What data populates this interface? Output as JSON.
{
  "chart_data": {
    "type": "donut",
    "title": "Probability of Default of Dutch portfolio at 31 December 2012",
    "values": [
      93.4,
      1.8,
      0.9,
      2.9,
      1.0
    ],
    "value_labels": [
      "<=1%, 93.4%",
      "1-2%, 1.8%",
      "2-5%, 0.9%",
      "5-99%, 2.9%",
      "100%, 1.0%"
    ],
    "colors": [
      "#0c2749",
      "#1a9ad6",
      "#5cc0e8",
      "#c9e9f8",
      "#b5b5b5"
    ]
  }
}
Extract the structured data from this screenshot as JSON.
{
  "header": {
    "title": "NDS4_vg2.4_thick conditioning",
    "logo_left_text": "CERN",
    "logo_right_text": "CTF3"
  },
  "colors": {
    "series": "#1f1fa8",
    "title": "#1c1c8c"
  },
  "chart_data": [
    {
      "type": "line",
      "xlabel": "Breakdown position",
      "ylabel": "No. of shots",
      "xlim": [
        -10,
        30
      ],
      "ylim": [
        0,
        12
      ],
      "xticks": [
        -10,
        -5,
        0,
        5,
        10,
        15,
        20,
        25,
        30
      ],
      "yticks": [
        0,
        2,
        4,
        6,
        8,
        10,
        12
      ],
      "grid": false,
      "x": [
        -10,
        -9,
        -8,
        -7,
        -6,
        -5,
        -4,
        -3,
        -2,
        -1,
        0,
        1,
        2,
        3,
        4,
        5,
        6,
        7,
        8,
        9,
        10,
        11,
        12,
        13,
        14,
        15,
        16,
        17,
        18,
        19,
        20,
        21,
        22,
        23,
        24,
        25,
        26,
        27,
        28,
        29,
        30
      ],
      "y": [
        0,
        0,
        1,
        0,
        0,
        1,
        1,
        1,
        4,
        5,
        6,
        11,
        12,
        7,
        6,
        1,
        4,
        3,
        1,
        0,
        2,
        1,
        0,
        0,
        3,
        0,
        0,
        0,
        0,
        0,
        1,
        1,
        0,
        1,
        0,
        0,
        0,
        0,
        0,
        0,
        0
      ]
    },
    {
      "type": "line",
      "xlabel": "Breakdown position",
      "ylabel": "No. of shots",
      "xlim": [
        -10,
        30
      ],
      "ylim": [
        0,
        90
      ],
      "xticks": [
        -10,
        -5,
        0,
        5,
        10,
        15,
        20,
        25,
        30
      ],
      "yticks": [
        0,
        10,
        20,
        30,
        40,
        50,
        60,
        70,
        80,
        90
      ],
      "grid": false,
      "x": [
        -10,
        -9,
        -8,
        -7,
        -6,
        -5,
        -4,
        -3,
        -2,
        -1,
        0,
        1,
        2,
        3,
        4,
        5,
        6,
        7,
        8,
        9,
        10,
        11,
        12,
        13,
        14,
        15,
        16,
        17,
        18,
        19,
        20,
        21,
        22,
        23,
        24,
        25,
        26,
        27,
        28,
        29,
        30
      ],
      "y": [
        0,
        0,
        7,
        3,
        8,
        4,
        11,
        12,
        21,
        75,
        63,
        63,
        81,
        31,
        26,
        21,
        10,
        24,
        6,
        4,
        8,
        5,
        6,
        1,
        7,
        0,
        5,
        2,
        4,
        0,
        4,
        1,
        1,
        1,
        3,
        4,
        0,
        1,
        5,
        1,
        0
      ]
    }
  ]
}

* _WHAT NEEDS TO BE DONE_
Transcribe the data above in full, exactly.

* _FINAL ANSWER_
What data populates this interface? Output as JSON.
{
  "chart_data": {
    "type": "donut",
    "title": "Probability of Default of Dutch portfolio at 31 December 2012",
    "values": [
      93.4,
      1.8,
      0.9,
      2.9,
      1.0
    ],
    "value_labels": [
      "<=1%, 93.4%",
      "1-2%, 1.8%",
      "2-5%, 0.9%",
      "5-99%, 2.9%",
      "100%, 1.0%"
    ],
    "colors": [
      "#0c2749",
      "#1a9ad6",
      "#5cc0e8",
      "#c9e9f8",
      "#b5b5b5"
    ]
  }
}
Extract the structured data from this screenshot as JSON.
{
  "header": {
    "title": "NDS4_vg2.4_thick conditioning",
    "logo_left_text": "CERN",
    "logo_right_text": "CTF3"
  },
  "colors": {
    "series": "#1f1fa8",
    "title": "#1c1c8c"
  },
  "chart_data": [
    {
      "type": "line",
      "xlabel": "Breakdown position",
      "ylabel": "No. of shots",
      "xlim": [
        -10,
        30
      ],
      "ylim": [
        0,
        12
      ],
      "xticks": [
        -10,
        -5,
        0,
        5,
        10,
        15,
        20,
        25,
        30
      ],
      "yticks": [
        0,
        2,
        4,
        6,
        8,
        10,
        12
      ],
      "grid": false,
      "x": [
        -10,
        -9,
        -8,
        -7,
        -6,
        -5,
        -4,
        -3,
        -2,
        -1,
        0,
        1,
        2,
        3,
        4,
        5,
        6,
        7,
        8,
        9,
        10,
        11,
        12,
        13,
        14,
        15,
        16,
        17,
        18,
        19,
        20,
        21,
        22,
        23,
        24,
        25,
        26,
        27,
        28,
        29,
        30
      ],
      "y": [
        0,
        0,
        1,
        0,
        0,
        1,
        1,
        1,
        4,
        5,
        6,
        11,
        12,
        7,
        6,
        1,
        4,
        3,
        1,
        0,
        2,
        1,
        0,
        0,
        3,
        0,
        0,
        0,
        0,
        0,
        1,
        1,
        0,
        1,
        0,
        0,
        0,
        0,
        0,
        0,
        0
      ]
    },
    {
      "type": "line",
      "xlabel": "Breakdown position",
      "ylabel": "No. of shots",
      "xlim": [
        -10,
        30
      ],
      "ylim": [
        0,
        90
      ],
      "xticks": [
        -10,
        -5,
        0,
        5,
        10,
        15,
        20,
        25,
        30
      ],
      "yticks": [
        0,
        10,
        20,
        30,
        40,
        50,
        60,
        70,
        80,
        90
      ],
      "grid": false,
      "x": [
        -10,
        -9,
        -8,
        -7,
        -6,
        -5,
        -4,
        -3,
        -2,
        -1,
        0,
        1,
        2,
        3,
        4,
        5,
        6,
        7,
        8,
        9,
        10,
        11,
        12,
        13,
        14,
        15,
        16,
        17,
        18,
        19,
        20,
        21,
        22,
        23,
        24,
        25,
        26,
        27,
        28,
        29,
        30
      ],
      "y": [
        0,
        0,
        7,
        3,
        8,
        4,
        11,
        12,
        21,
        75,
        63,
        63,
        81,
        31,
        26,
        21,
        10,
        24,
        6,
        4,
        8,
        5,
        6,
        1,
        7,
        0,
        5,
        2,
        4,
        0,
        4,
        1,
        1,
        1,
        3,
        4,
        0,
        1,
        5,
        1,
        0
      ]
    }
  ]
}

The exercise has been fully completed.